- What you need to do -
All of the records below should be output exactly.

- Material -
• • • • • • •
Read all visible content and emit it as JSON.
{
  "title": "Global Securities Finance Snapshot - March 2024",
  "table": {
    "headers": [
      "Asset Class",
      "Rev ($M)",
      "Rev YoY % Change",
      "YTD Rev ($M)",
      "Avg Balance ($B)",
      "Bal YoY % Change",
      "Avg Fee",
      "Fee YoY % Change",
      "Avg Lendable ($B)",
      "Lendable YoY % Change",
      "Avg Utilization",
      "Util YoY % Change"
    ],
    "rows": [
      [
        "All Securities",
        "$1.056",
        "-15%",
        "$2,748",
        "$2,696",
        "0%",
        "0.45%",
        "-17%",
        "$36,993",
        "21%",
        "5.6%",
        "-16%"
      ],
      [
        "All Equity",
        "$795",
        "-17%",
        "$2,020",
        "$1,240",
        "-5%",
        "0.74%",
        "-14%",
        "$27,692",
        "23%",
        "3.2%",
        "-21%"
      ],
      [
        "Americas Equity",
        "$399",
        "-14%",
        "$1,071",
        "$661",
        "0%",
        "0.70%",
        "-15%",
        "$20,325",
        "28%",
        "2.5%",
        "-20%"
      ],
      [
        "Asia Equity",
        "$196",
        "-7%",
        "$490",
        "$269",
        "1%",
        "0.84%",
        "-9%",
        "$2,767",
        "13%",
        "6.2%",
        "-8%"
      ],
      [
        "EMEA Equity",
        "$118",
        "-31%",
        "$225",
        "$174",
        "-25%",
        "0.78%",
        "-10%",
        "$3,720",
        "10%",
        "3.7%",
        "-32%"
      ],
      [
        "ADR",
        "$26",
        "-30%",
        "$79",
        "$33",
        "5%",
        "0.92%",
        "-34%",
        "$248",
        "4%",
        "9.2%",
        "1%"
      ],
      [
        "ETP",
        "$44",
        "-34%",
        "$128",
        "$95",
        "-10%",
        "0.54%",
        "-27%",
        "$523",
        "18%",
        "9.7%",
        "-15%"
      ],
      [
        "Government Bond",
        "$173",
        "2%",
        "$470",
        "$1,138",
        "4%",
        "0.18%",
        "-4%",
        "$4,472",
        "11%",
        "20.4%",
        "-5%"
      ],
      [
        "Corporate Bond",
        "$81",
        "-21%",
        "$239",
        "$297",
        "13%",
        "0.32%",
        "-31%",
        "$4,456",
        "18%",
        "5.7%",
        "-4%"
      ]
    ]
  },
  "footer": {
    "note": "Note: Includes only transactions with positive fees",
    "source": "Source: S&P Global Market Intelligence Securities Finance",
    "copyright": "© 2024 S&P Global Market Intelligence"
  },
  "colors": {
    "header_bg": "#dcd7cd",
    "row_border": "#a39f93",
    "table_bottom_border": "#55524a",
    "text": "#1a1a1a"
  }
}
• • • • • • •
- Full response -
Read all visible content and emit it as JSON.
{
  "title": "Global Securities Finance Snapshot - March 2024",
  "table": {
    "headers": [
      "Asset Class",
      "Rev ($M)",
      "Rev YoY % Change",
      "YTD Rev ($M)",
      "Avg Balance ($B)",
      "Bal YoY % Change",
      "Avg Fee",
      "Fee YoY % Change",
      "Avg Lendable ($B)",
      "Lendable YoY % Change",
      "Avg Utilization",
      "Util YoY % Change"
    ],
    "rows": [
      [
        "All Securities",
        "$1.056",
        "-15%",
        "$2,748",
        "$2,696",
        "0%",
        "0.45%",
        "-17%",
        "$36,993",
        "21%",
        "5.6%",
        "-16%"
      ],
      [
        "All Equity",
        "$795",
        "-17%",
        "$2,020",
        "$1,240",
        "-5%",
        "0.74%",
        "-14%",
        "$27,692",
        "23%",
        "3.2%",
        "-21%"
      ],
      [
        "Americas Equity",
        "$399",
        "-14%",
        "$1,071",
        "$661",
        "0%",
        "0.70%",
        "-15%",
        "$20,325",
        "28%",
        "2.5%",
        "-20%"
      ],
      [
        "Asia Equity",
        "$196",
        "-7%",
        "$490",
        "$269",
        "1%",
        "0.84%",
        "-9%",
        "$2,767",
        "13%",
        "6.2%",
        "-8%"
      ],
      [
        "EMEA Equity",
        "$118",
        "-31%",
        "$225",
        "$174",
        "-25%",
        "0.78%",
        "-10%",
        "$3,720",
        "10%",
        "3.7%",
        "-32%"
      ],
      [
        "ADR",
        "$26",
        "-30%",
        "$79",
        "$33",
        "5%",
        "0.92%",
        "-34%",
        "$248",
        "4%",
        "9.2%",
        "1%"
      ],
      [
        "ETP",
        "$44",
        "-34%",
        "$128",
        "$95",
        "-10%",
        "0.54%",
        "-27%",
        "$523",
        "18%",
        "9.7%",
        "-15%"
      ],
      [
        "Government Bond",
        "$173",
        "2%",
        "$470",
        "$1,138",
        "4%",
        "0.18%",
        "-4%",
        "$4,472",
        "11%",
        "20.4%",
        "-5%"
      ],
      [
        "Corporate Bond",
        "$81",
        "-21%",
        "$239",
        "$297",
        "13%",
        "0.32%",
        "-31%",
        "$4,456",
        "18%",
        "5.7%",
        "-4%"
      ]
    ]
  },
  "footer": {
    "note": "Note: Includes only transactions with positive fees",
    "source": "Source: S&P Global Market Intelligence Securities Finance",
    "copyright": "© 2024 S&P Global Market Intelligence"
  },
  "colors": {
    "header_bg": "#dcd7cd",
    "row_border": "#a39f93",
    "table_bottom_border": "#55524a",
    "text": "#1a1a1a"
  }
}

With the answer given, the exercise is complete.